#### [WHAT YOU WILL DO]
Go through the material below and copy each line where the word "advice" appears.

#### [SUPPLIED ENTRIES]
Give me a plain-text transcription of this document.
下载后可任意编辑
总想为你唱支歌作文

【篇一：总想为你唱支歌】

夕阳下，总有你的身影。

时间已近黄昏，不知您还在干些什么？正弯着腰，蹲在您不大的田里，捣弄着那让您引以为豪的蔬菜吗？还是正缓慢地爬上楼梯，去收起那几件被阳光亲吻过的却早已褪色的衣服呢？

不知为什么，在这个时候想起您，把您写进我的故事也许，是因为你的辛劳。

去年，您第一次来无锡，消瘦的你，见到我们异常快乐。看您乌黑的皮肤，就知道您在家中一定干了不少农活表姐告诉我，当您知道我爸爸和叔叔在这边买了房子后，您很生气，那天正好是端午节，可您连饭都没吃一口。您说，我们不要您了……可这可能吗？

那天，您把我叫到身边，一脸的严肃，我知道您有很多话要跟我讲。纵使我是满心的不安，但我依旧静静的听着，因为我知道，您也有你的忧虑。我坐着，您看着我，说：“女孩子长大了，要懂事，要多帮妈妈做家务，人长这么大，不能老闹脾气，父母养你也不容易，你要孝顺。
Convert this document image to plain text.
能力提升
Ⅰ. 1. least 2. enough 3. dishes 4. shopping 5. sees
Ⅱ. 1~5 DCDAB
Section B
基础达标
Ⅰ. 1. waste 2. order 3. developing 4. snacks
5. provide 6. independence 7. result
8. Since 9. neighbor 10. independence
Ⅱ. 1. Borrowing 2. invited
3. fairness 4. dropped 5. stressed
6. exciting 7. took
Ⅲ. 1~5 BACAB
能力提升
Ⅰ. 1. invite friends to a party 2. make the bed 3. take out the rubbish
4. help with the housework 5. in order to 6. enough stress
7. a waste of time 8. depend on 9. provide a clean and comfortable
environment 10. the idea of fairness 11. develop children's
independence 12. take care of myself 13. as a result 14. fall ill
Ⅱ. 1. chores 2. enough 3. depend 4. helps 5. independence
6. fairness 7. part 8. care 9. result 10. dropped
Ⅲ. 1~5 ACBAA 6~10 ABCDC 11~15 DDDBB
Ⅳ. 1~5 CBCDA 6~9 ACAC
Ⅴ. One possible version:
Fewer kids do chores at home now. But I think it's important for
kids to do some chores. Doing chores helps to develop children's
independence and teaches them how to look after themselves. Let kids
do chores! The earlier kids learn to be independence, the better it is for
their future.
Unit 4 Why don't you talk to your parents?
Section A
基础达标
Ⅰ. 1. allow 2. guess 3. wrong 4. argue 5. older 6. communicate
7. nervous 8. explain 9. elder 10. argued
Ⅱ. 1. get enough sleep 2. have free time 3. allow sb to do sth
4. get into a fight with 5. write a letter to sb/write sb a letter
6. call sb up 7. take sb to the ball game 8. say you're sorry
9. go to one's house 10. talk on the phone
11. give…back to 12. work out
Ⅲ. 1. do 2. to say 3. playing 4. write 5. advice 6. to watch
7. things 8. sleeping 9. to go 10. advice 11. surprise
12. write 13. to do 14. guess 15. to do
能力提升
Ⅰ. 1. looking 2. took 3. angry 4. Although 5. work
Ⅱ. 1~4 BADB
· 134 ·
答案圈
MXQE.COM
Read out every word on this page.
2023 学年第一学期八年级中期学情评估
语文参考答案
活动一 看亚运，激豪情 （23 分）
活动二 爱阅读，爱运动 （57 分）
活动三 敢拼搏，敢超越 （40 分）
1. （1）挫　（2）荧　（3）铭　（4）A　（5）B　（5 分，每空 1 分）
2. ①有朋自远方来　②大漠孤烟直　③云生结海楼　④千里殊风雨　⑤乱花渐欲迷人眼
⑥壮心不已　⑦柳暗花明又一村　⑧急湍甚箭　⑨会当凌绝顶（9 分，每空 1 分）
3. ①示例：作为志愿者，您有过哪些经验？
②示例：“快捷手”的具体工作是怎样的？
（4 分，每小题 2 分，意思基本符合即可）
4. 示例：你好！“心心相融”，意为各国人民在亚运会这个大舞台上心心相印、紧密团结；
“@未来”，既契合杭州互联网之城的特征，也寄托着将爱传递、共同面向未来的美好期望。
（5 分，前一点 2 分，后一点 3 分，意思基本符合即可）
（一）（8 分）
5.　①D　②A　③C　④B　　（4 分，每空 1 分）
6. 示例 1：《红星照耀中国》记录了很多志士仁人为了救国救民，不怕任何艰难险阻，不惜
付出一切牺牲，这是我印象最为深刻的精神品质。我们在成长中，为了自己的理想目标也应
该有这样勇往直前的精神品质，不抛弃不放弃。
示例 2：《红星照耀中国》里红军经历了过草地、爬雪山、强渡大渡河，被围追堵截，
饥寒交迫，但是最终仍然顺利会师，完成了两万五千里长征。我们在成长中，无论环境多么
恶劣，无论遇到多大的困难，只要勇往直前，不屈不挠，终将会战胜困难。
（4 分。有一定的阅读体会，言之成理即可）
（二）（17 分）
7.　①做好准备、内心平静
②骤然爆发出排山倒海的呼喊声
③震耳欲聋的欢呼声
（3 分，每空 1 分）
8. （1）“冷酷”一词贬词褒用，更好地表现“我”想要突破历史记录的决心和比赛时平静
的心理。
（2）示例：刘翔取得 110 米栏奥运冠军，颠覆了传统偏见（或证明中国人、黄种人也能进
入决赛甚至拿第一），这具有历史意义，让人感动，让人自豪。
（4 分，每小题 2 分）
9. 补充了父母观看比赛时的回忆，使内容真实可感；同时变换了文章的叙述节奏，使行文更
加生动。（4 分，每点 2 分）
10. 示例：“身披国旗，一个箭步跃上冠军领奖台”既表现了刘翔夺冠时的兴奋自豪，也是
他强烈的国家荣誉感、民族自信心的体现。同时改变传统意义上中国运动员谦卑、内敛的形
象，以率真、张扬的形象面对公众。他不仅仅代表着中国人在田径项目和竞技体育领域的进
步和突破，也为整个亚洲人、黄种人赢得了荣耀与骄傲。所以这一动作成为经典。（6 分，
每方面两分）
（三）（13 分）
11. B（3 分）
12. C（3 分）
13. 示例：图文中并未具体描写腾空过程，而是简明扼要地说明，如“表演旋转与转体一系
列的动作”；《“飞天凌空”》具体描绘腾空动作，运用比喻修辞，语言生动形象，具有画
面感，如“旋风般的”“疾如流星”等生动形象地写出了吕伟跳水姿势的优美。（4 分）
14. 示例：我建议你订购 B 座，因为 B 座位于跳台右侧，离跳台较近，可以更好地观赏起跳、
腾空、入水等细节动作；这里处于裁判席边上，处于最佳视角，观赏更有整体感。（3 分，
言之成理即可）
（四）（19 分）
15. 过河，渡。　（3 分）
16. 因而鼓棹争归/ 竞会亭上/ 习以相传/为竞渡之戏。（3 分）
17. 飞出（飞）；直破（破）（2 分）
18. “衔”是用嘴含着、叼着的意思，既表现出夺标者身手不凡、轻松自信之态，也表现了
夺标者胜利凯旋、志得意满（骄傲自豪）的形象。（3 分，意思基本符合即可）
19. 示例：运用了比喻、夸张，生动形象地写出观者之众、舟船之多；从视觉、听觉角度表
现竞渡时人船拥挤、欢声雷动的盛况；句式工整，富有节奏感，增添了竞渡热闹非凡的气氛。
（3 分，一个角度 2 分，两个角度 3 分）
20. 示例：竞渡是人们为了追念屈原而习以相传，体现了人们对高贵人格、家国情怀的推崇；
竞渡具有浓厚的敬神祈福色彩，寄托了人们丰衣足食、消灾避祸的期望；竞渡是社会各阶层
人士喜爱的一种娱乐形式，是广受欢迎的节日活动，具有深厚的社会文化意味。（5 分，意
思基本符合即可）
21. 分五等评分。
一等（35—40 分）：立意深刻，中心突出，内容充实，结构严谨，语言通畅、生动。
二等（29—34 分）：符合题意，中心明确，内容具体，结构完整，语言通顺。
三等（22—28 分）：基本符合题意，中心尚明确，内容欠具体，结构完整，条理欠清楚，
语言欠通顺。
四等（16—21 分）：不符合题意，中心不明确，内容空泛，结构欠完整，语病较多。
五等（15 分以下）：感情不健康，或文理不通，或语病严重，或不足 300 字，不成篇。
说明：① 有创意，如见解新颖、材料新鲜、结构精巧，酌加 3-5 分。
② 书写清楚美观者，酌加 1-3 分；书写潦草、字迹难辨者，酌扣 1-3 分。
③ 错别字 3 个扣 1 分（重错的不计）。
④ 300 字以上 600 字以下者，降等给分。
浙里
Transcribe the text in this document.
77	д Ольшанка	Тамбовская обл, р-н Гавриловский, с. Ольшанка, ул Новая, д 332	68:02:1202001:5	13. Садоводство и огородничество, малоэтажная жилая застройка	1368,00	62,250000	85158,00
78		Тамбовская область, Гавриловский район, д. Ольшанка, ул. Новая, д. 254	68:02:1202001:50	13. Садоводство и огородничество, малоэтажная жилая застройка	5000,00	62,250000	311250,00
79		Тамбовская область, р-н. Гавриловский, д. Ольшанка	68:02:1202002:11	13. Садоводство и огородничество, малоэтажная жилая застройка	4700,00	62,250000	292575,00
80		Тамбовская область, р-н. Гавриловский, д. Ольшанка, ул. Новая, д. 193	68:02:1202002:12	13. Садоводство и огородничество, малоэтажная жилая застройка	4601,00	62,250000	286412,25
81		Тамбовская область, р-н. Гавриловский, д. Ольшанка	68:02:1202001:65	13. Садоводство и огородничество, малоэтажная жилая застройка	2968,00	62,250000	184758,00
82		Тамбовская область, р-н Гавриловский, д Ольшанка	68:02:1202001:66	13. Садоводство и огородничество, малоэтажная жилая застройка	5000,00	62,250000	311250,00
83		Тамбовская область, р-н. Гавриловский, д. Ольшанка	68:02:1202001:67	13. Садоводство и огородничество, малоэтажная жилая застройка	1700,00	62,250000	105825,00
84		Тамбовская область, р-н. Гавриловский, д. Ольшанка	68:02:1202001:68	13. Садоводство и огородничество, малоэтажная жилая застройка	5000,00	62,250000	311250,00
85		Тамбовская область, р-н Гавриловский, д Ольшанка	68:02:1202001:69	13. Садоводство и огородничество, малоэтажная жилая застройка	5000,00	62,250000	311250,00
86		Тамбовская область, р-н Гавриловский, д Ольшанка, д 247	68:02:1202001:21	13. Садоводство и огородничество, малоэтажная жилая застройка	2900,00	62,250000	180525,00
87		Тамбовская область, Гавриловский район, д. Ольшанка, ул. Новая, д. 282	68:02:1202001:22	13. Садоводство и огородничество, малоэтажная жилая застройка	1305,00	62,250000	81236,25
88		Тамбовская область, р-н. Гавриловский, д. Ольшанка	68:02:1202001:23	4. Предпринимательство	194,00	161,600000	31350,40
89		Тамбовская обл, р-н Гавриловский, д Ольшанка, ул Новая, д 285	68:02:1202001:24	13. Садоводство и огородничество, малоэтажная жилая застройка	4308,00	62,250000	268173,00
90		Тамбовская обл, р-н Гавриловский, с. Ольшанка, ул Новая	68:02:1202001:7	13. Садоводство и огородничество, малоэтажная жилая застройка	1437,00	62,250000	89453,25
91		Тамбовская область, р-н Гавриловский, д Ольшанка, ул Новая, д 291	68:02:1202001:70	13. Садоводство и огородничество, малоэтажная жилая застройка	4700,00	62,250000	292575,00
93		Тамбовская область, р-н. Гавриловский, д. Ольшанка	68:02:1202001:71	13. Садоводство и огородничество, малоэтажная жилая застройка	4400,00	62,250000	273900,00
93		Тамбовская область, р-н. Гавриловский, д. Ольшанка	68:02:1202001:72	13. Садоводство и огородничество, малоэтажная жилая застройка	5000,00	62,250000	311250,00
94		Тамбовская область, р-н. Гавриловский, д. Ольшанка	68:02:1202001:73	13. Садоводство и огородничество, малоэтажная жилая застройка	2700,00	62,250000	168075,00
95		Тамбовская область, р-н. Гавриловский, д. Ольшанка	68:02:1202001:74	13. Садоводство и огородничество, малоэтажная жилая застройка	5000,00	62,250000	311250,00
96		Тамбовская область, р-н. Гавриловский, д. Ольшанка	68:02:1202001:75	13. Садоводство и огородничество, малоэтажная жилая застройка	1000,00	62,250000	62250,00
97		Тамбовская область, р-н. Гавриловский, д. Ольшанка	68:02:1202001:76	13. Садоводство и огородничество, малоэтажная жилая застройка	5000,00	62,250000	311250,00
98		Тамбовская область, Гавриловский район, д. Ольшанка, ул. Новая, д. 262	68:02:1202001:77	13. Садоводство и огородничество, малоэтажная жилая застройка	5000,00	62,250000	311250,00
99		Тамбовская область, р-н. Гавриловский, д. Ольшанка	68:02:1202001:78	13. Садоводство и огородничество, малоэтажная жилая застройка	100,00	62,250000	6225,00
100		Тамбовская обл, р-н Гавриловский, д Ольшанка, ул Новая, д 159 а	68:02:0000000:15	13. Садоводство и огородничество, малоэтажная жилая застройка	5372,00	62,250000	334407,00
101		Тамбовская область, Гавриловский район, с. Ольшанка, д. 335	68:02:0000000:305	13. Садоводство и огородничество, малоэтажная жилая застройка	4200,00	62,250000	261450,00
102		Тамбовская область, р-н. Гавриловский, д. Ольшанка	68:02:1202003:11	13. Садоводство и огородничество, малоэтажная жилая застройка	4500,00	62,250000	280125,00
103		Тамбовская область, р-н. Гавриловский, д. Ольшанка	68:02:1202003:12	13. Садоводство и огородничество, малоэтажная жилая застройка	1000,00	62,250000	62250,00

#### [ANSWER FOR THE TASK]
Ⅲ. 1. do 2. to say 3. playing 4. write 5. advice 6. to watch
7. things 8. sleeping 9. to go 10. advice 11. surprise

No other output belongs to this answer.